- [Selected excerpt]:
■ ■ ■
The government began taking T-6’s out of service in the early 1950’s while Charles was still in Dallas where the airplanes stopped on their way to retirement, so he and five other men flew them to Litch Field, Arizona, their final resting place, the “bone yard”.

Honorably discharged after nearly sixteen years of service, with the assistance of the G.I. Bill, Charlie continued to fly, accumulating over 10,000 hours and earning his civilian license in the 1970’s. “It was funny how I got that civilian license. I already had two airplanes and time out the ears. I asked my instructor if he’d ever flown a tail dragger. He hadn’t and I knew someone who had one. Bob Jamison had a Citabria on his own air strip in Dayton so we took that up. I asked the instructor if he’d ever done any aerobatics and he said no, so I showed him,” Charlie laughs. “At that point he said I was way beyond what he could teach me, so he signed me off and I got my civilian license.”
■ ■ ■
- [Exercise brief]:
Answer these questions using the passage about Charlie's flying career.
(a) Where did Charles and five other men fly the retired T-6's?
(b) How many flying hours did Charlie accumulate?
(c) What airplane did Bob Jamison keep on his own air strip in Dayton?

- [Information given]:
■ ■ ■
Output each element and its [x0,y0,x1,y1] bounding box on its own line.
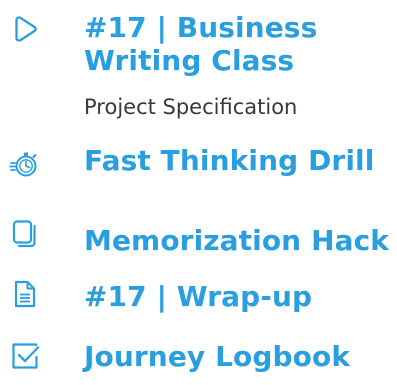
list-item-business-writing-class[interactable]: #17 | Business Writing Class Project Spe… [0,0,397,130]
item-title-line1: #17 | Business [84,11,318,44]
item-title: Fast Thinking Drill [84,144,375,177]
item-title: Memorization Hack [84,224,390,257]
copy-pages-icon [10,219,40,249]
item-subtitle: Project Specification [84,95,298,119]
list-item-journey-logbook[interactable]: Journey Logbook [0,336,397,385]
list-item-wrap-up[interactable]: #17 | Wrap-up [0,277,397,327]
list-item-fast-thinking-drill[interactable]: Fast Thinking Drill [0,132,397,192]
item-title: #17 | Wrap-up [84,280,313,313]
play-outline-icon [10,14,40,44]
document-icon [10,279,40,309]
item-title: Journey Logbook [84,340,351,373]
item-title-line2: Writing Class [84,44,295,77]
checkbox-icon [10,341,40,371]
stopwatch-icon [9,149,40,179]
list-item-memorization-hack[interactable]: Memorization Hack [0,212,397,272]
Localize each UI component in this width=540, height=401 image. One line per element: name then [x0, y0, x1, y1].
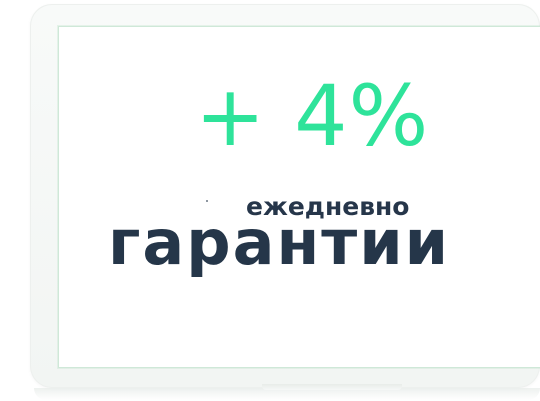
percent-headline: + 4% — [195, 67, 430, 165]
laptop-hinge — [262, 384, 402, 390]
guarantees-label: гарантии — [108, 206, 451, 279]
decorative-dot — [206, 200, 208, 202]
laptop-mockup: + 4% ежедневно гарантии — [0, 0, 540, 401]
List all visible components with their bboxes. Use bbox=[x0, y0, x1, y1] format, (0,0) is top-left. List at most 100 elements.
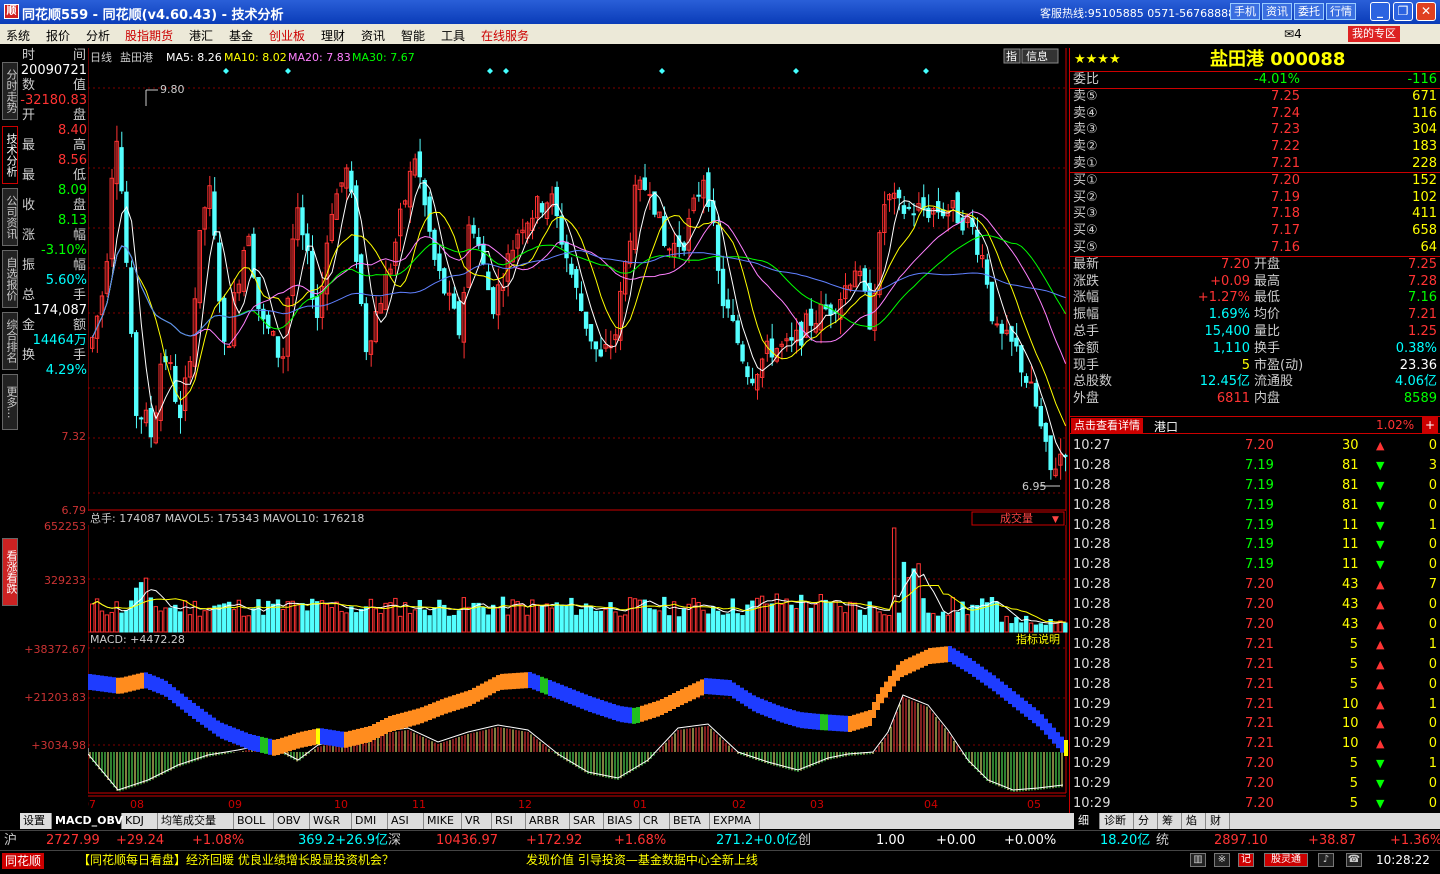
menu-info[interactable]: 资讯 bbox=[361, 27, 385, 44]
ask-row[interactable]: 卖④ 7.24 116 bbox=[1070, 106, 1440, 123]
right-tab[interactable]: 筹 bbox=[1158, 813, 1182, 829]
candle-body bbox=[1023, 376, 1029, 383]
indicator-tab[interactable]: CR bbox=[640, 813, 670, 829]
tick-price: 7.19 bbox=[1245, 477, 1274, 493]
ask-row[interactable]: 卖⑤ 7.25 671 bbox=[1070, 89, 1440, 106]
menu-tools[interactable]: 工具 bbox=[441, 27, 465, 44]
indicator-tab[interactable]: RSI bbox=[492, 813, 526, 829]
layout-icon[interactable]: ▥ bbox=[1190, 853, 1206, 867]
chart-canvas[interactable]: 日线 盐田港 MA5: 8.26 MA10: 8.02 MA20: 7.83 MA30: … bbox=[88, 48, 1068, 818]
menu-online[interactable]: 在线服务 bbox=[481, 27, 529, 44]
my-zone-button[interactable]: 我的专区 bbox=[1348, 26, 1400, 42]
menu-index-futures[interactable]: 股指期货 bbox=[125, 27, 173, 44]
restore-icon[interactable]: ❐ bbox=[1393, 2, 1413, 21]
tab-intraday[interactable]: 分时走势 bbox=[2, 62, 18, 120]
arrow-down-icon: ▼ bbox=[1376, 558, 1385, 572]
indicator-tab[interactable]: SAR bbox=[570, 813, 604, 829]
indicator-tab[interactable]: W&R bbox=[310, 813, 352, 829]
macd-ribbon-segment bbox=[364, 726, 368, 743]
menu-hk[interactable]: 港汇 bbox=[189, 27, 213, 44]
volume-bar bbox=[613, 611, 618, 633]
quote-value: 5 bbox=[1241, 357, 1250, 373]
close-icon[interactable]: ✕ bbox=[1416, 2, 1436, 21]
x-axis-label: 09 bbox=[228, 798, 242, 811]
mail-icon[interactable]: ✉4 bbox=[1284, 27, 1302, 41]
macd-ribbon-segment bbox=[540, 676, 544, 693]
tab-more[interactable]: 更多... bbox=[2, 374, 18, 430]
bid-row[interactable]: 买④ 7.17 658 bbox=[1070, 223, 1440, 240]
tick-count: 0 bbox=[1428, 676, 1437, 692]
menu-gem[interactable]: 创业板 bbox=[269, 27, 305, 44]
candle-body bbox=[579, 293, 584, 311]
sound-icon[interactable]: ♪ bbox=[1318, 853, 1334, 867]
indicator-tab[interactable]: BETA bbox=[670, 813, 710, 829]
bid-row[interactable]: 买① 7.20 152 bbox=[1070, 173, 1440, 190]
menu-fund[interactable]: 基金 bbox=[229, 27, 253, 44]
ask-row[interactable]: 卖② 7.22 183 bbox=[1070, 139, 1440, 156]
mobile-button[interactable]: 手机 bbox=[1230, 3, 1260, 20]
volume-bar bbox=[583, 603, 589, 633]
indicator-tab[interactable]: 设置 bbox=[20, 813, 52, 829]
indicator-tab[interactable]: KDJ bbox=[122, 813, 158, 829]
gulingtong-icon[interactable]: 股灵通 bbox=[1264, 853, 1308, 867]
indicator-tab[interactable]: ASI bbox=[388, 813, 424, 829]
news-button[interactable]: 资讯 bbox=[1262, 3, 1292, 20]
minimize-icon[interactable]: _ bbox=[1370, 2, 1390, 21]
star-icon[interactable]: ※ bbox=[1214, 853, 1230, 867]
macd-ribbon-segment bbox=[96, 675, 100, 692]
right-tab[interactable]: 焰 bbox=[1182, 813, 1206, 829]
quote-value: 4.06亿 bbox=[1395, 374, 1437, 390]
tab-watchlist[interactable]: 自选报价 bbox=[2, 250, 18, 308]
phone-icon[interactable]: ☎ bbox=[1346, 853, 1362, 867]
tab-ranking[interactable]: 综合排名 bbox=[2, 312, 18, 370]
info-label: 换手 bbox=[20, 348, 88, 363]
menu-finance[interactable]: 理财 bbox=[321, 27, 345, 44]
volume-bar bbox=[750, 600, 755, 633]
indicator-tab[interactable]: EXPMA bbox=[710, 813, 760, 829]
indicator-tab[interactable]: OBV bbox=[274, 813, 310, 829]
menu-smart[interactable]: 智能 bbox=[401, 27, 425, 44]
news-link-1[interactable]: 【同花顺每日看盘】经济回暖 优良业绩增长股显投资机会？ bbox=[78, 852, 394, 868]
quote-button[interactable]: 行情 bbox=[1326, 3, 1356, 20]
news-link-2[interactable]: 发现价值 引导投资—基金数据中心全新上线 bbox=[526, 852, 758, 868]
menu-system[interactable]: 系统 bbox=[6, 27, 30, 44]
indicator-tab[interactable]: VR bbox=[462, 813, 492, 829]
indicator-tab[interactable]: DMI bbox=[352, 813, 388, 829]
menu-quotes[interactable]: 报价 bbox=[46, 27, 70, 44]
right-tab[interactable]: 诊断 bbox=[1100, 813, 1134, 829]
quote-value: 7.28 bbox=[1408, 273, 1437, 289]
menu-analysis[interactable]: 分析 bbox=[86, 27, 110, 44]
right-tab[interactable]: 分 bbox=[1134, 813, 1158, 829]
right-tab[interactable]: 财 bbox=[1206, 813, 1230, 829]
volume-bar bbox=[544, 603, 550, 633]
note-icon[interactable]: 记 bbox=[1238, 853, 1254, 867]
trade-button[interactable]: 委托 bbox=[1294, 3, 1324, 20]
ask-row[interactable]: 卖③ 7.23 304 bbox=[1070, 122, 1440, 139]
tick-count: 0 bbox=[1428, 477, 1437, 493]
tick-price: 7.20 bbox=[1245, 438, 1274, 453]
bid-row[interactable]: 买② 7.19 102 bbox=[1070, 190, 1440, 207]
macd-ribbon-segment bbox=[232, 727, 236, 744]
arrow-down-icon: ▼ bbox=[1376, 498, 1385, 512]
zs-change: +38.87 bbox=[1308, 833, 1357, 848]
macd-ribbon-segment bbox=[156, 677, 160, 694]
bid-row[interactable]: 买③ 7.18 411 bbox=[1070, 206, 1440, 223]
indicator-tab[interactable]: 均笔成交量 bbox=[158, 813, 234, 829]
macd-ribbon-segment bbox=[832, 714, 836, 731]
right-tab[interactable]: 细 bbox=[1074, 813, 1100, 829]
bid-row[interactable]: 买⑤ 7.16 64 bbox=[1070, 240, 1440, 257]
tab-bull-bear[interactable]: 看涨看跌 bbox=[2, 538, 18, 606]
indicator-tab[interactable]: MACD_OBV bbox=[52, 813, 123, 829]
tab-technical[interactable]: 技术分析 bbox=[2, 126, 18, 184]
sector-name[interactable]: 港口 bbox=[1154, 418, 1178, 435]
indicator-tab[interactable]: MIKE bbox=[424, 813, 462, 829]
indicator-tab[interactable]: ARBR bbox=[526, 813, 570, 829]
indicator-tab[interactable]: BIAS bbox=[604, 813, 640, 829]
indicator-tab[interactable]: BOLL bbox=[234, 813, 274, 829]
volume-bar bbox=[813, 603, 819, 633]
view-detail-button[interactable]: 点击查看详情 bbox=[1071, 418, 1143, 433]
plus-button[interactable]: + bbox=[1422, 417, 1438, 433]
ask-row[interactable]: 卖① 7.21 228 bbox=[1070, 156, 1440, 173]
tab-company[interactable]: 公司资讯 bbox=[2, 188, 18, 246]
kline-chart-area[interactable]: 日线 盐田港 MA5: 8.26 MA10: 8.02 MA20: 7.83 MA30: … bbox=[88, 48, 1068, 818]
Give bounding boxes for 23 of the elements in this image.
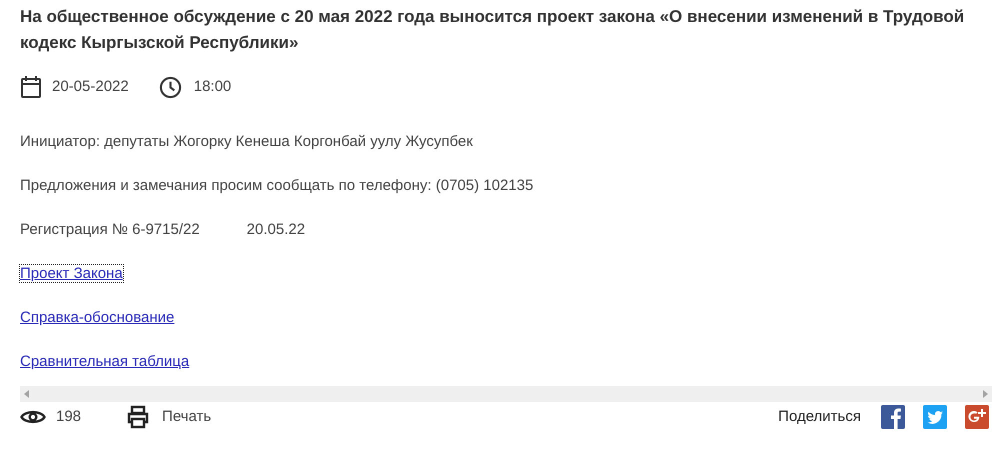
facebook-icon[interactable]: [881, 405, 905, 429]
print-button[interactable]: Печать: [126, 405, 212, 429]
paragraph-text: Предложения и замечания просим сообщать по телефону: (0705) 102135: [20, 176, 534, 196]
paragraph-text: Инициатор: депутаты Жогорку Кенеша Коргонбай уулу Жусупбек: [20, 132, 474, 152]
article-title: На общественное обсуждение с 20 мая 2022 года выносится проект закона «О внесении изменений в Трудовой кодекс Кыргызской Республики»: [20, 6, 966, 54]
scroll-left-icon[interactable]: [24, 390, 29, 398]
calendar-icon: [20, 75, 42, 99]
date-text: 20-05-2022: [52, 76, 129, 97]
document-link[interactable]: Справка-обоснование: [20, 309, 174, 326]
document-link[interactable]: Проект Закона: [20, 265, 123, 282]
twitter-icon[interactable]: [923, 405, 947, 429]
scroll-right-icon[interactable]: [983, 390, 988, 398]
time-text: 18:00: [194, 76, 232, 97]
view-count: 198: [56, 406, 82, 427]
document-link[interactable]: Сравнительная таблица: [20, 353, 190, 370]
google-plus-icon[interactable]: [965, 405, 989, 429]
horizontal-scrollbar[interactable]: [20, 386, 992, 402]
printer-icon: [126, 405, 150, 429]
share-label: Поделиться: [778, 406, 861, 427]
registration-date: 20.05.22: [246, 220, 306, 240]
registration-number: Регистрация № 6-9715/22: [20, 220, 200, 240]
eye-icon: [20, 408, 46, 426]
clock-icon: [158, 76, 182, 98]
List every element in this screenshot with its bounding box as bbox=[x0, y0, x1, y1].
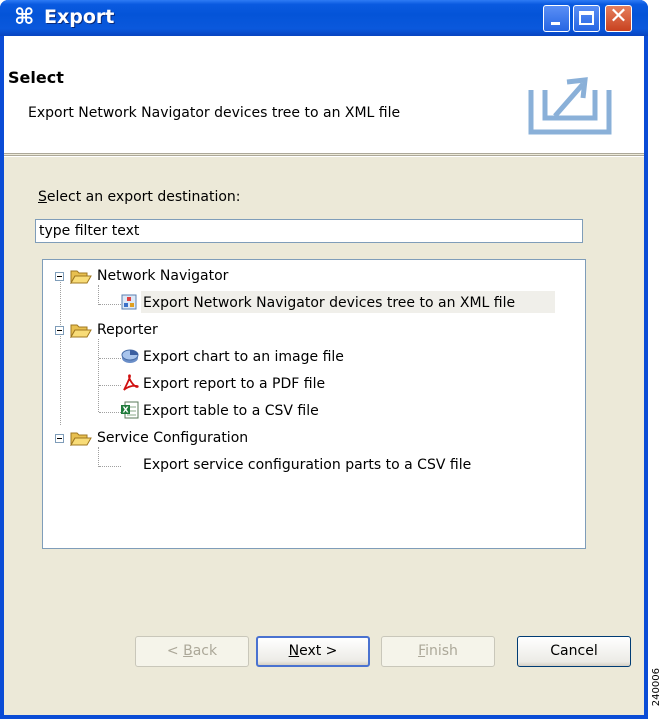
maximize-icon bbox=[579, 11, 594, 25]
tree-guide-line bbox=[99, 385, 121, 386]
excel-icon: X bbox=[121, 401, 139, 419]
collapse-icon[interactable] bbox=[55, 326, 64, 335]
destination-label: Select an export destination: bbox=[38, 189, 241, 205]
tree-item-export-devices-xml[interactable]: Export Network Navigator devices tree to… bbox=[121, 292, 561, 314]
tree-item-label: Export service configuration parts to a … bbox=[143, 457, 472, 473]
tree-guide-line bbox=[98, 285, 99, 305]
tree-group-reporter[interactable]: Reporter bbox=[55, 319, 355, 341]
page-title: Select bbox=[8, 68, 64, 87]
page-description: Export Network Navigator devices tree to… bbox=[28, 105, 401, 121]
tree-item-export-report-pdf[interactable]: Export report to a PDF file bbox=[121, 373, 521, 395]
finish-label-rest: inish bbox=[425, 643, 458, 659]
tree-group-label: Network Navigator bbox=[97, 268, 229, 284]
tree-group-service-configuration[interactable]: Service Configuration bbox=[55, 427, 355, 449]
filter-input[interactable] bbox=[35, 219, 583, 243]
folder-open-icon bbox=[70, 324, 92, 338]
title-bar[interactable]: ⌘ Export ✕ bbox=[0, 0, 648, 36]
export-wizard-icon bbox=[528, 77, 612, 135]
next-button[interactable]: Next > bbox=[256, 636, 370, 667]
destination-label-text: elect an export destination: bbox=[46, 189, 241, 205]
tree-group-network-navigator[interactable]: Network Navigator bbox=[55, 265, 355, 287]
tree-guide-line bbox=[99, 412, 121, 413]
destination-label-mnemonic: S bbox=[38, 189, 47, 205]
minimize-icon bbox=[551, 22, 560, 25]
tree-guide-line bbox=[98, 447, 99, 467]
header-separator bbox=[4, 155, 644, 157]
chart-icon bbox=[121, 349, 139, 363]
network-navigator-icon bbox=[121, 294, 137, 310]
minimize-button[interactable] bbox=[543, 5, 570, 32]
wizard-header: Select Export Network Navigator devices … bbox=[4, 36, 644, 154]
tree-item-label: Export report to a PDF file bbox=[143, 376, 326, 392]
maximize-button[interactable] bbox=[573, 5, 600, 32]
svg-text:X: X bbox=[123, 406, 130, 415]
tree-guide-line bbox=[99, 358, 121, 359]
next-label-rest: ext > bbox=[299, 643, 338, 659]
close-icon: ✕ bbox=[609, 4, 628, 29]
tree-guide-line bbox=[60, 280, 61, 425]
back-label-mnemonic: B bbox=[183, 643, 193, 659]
■ ■ ■
- [Solution to this problem]:
(a) Litch Field, Arizona
(b) Over 10,000 hours
(c) A Citabria